— START —

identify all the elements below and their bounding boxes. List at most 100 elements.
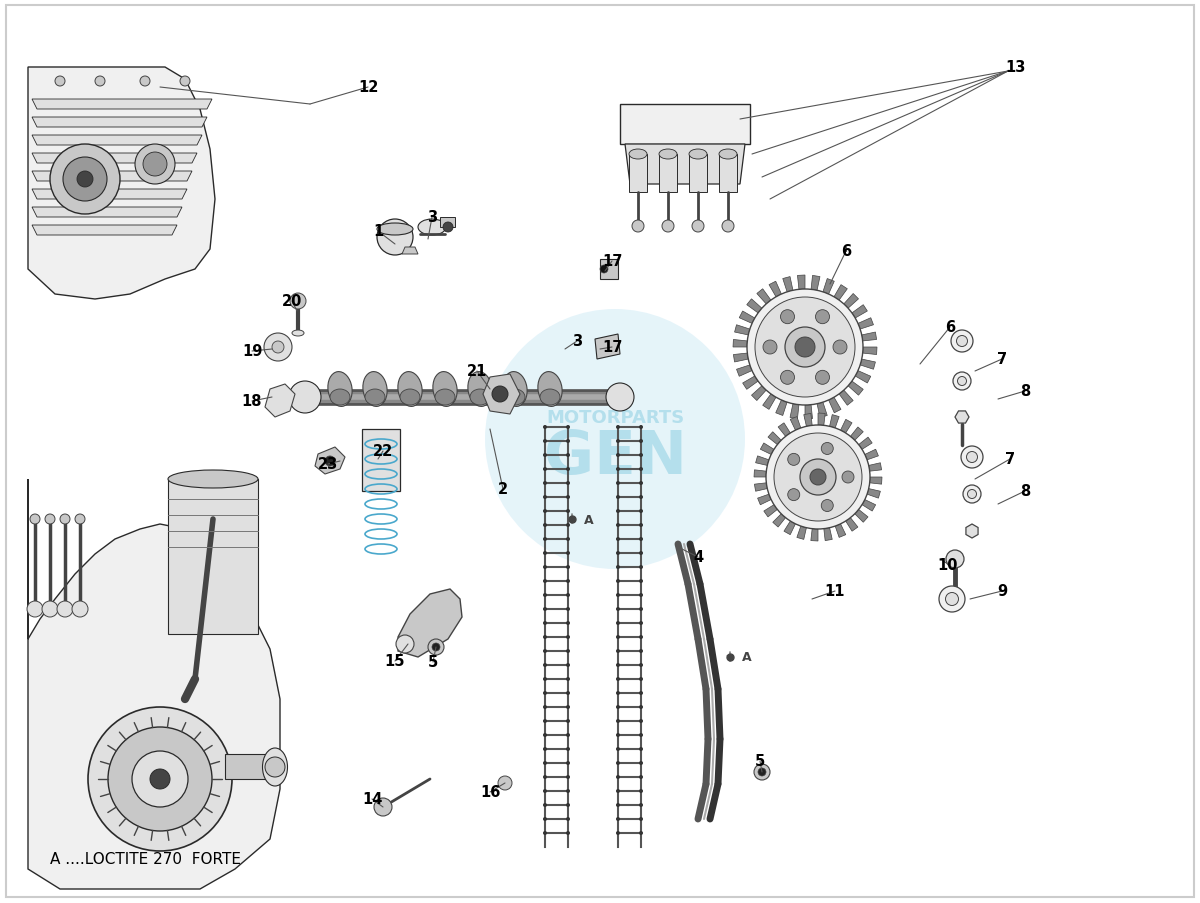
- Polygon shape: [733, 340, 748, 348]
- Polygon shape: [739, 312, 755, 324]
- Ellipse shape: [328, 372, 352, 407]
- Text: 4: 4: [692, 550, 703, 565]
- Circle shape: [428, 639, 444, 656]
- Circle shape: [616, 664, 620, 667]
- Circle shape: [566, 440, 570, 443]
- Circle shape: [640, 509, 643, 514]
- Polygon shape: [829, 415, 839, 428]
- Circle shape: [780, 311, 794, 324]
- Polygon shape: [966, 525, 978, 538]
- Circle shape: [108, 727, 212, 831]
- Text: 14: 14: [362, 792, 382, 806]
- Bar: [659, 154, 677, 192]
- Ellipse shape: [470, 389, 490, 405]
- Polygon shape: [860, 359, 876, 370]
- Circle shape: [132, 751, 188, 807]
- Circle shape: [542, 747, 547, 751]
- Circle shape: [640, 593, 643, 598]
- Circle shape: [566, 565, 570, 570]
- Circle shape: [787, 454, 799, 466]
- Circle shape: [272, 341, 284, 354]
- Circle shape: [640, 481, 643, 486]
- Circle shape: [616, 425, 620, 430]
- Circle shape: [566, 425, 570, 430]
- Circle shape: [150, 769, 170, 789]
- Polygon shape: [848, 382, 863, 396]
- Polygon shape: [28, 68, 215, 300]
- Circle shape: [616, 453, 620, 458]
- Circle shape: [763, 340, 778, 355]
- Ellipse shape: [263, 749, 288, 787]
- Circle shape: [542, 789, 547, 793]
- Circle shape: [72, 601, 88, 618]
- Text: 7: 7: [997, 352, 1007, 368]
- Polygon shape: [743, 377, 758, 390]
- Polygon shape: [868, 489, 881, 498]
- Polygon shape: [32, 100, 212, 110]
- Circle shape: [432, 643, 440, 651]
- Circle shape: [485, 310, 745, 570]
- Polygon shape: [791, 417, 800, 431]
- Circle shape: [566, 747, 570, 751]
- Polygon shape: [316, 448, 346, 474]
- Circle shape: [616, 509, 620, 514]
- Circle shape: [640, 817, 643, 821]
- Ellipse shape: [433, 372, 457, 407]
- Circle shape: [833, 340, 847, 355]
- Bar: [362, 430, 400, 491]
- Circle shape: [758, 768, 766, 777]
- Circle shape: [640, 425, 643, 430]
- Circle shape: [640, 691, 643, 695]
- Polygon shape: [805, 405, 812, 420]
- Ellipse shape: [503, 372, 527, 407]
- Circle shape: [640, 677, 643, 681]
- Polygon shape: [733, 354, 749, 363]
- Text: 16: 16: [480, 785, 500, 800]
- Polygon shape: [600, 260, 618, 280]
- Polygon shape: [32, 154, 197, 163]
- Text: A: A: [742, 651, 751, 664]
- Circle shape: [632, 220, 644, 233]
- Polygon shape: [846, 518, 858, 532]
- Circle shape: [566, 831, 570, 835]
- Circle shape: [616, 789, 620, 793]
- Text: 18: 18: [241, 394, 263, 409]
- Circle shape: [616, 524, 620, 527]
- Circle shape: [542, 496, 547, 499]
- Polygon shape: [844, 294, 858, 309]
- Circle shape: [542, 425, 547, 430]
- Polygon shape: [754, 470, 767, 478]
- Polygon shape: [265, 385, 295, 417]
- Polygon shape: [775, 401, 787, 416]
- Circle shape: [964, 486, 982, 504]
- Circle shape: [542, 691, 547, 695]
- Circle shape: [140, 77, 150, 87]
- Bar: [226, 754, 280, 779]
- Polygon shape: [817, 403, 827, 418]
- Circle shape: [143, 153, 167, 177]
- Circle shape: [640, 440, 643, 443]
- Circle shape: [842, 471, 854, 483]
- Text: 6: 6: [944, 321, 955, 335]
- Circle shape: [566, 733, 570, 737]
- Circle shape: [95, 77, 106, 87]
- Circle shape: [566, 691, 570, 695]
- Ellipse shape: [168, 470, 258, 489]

— END —

Stated exercise » Edit the records so that every "Polygon shape" becomes "Polygon", and keep every other part the same. Leave the pictures out of your answer.

Written response »
identify all the elements below and their bounding boxes. List at most 100 elements.
- Polygon: [733, 340, 748, 348]
- Polygon: [739, 312, 755, 324]
- Ellipse shape: [328, 372, 352, 407]
- Text: 4: 4: [692, 550, 703, 565]
- Circle shape: [428, 639, 444, 656]
- Circle shape: [616, 664, 620, 667]
- Circle shape: [566, 440, 570, 443]
- Circle shape: [640, 509, 643, 514]
- Polygon: [829, 415, 839, 428]
- Circle shape: [780, 311, 794, 324]
- Polygon: [966, 525, 978, 538]
- Circle shape: [108, 727, 212, 831]
- Text: 14: 14: [362, 792, 382, 806]
- Bar: [659, 154, 677, 192]
- Ellipse shape: [470, 389, 490, 405]
- Polygon: [860, 359, 876, 370]
- Circle shape: [132, 751, 188, 807]
- Circle shape: [542, 747, 547, 751]
- Circle shape: [640, 593, 643, 598]
- Circle shape: [566, 565, 570, 570]
- Circle shape: [787, 454, 799, 466]
- Circle shape: [272, 341, 284, 354]
- Circle shape: [640, 481, 643, 486]
- Circle shape: [616, 425, 620, 430]
- Circle shape: [566, 425, 570, 430]
- Circle shape: [150, 769, 170, 789]
- Polygon: [848, 382, 863, 396]
- Polygon: [28, 68, 215, 300]
- Circle shape: [616, 453, 620, 458]
- Circle shape: [763, 340, 778, 355]
- Ellipse shape: [263, 749, 288, 787]
- Circle shape: [542, 789, 547, 793]
- Circle shape: [72, 601, 88, 618]
- Text: 7: 7: [997, 352, 1007, 368]
- Polygon: [743, 377, 758, 390]
- Polygon: [868, 489, 881, 498]
- Polygon: [32, 100, 212, 110]
- Circle shape: [432, 643, 440, 651]
- Circle shape: [485, 310, 745, 570]
- Polygon: [791, 417, 800, 431]
- Circle shape: [566, 747, 570, 751]
- Polygon: [316, 448, 346, 474]
- Circle shape: [616, 509, 620, 514]
- Circle shape: [640, 817, 643, 821]
- Ellipse shape: [433, 372, 457, 407]
- Circle shape: [833, 340, 847, 355]
- Bar: [362, 430, 400, 491]
- Circle shape: [758, 768, 766, 777]
- Circle shape: [640, 425, 643, 430]
- Circle shape: [640, 691, 643, 695]
- Polygon: [805, 405, 812, 420]
- Ellipse shape: [503, 372, 527, 407]
- Circle shape: [640, 677, 643, 681]
- Polygon: [733, 354, 749, 363]
- Text: 16: 16: [480, 785, 500, 800]
- Polygon: [600, 260, 618, 280]
- Polygon: [32, 154, 197, 163]
- Text: A: A: [742, 651, 751, 664]
- Circle shape: [632, 220, 644, 233]
- Polygon: [846, 518, 858, 532]
- Circle shape: [566, 831, 570, 835]
- Circle shape: [616, 789, 620, 793]
- Text: 18: 18: [241, 394, 263, 409]
- Circle shape: [616, 524, 620, 527]
- Circle shape: [542, 496, 547, 499]
- Polygon: [844, 294, 858, 309]
- Circle shape: [542, 425, 547, 430]
- Polygon: [754, 470, 767, 478]
- Polygon: [265, 385, 295, 417]
- Polygon: [775, 401, 787, 416]
- Circle shape: [964, 486, 982, 504]
- Circle shape: [542, 691, 547, 695]
- Circle shape: [140, 77, 150, 87]
- Bar: [226, 754, 280, 779]
- Polygon: [817, 403, 827, 418]
- Circle shape: [143, 153, 167, 177]
- Circle shape: [640, 440, 643, 443]
- Circle shape: [842, 471, 854, 483]
- Text: 6: 6: [944, 321, 955, 335]
- Circle shape: [566, 733, 570, 737]
- Circle shape: [95, 77, 106, 87]
- Circle shape: [566, 691, 570, 695]
- Ellipse shape: [168, 470, 258, 489]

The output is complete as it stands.